Task goal
All of the entries must be reproduced exactly, with no images carried over.

Material shown

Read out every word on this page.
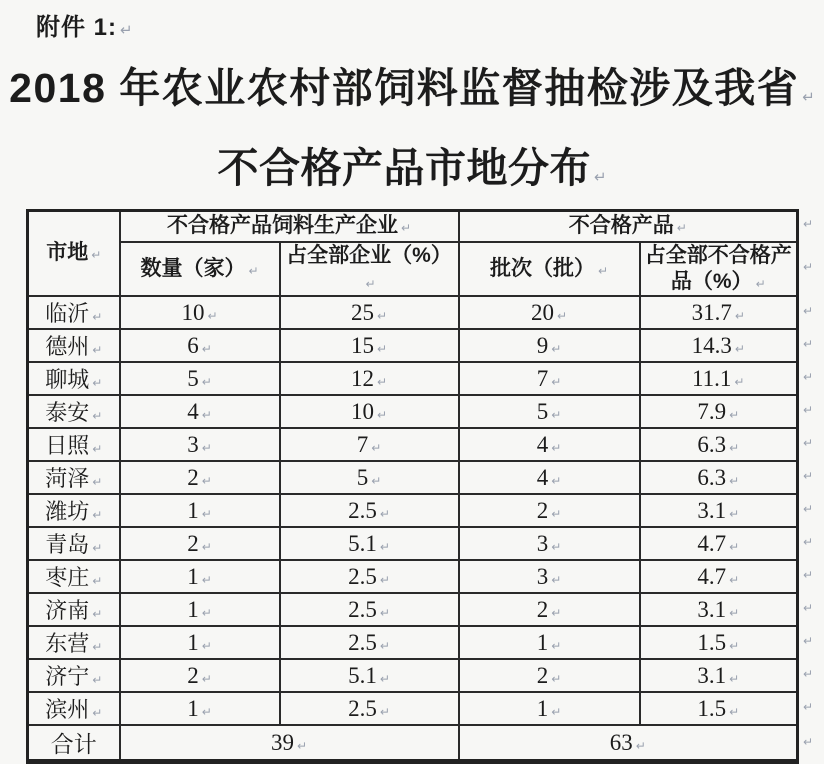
附件 1: ↵
2018 年农业农村部饲料监督抽检涉及我省 ↵
不合格产品市地分布 ↵
市地 ↵	不合格产品饲料生产企业 ↵		不合格产品 ↵	
	数量（家） ↵	占全部企业（%）↵	批次（批） ↵	占全部不合格产品（%） ↵
临沂 ↵	10 ↵	25 ↵	20 ↵	31.7 ↵
德州 ↵	6 ↵	15 ↵	9 ↵	14.3 ↵
聊城 ↵	5 ↵	12 ↵	7 ↵	11.1 ↵
泰安 ↵	4 ↵	10 ↵	5 ↵	7.9 ↵
日照 ↵	3 ↵	7 ↵	4 ↵	6.3 ↵
菏泽 ↵	2 ↵	5 ↵	4 ↵	6.3 ↵
潍坊 ↵	1 ↵	2.5 ↵	2 ↵	3.1 ↵
青岛 ↵	2 ↵	5.1 ↵	3 ↵	4.7 ↵
枣庄 ↵	1 ↵	2.5 ↵	3 ↵	4.7 ↵
济南 ↵	1 ↵	2.5 ↵	2 ↵	3.1 ↵
东营 ↵	1 ↵	2.5 ↵	1 ↵	1.5 ↵
济宁 ↵	2 ↵	5.1 ↵	2 ↵	3.1 ↵
滨州 ↵	1 ↵	2.5 ↵	1 ↵	1.5 ↵
合计	39 ↵		63 ↵	
↵
↵
↵
↵
↵
↵
↵
↵
↵
↵
↵
↵
↵
↵
↵
↵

Solution
Read out every word on this page.
附件 1: ↵
2018 年农业农村部饲料监督抽检涉及我省 ↵
不合格产品市地分布 ↵
市地 ↵	不合格产品饲料生产企业 ↵		不合格产品 ↵	
	数量（家） ↵	占全部企业（%）↵	批次（批） ↵	占全部不合格产品（%） ↵
临沂 ↵	10 ↵	25 ↵	20 ↵	31.7 ↵
德州 ↵	6 ↵	15 ↵	9 ↵	14.3 ↵
聊城 ↵	5 ↵	12 ↵	7 ↵	11.1 ↵
泰安 ↵	4 ↵	10 ↵	5 ↵	7.9 ↵
日照 ↵	3 ↵	7 ↵	4 ↵	6.3 ↵
菏泽 ↵	2 ↵	5 ↵	4 ↵	6.3 ↵
潍坊 ↵	1 ↵	2.5 ↵	2 ↵	3.1 ↵
青岛 ↵	2 ↵	5.1 ↵	3 ↵	4.7 ↵
枣庄 ↵	1 ↵	2.5 ↵	3 ↵	4.7 ↵
济南 ↵	1 ↵	2.5 ↵	2 ↵	3.1 ↵
东营 ↵	1 ↵	2.5 ↵	1 ↵	1.5 ↵
济宁 ↵	2 ↵	5.1 ↵	2 ↵	3.1 ↵
滨州 ↵	1 ↵	2.5 ↵	1 ↵	1.5 ↵
合计	39 ↵		63 ↵	
↵
↵
↵
↵
↵
↵
↵
↵
↵
↵
↵
↵
↵
↵
↵
↵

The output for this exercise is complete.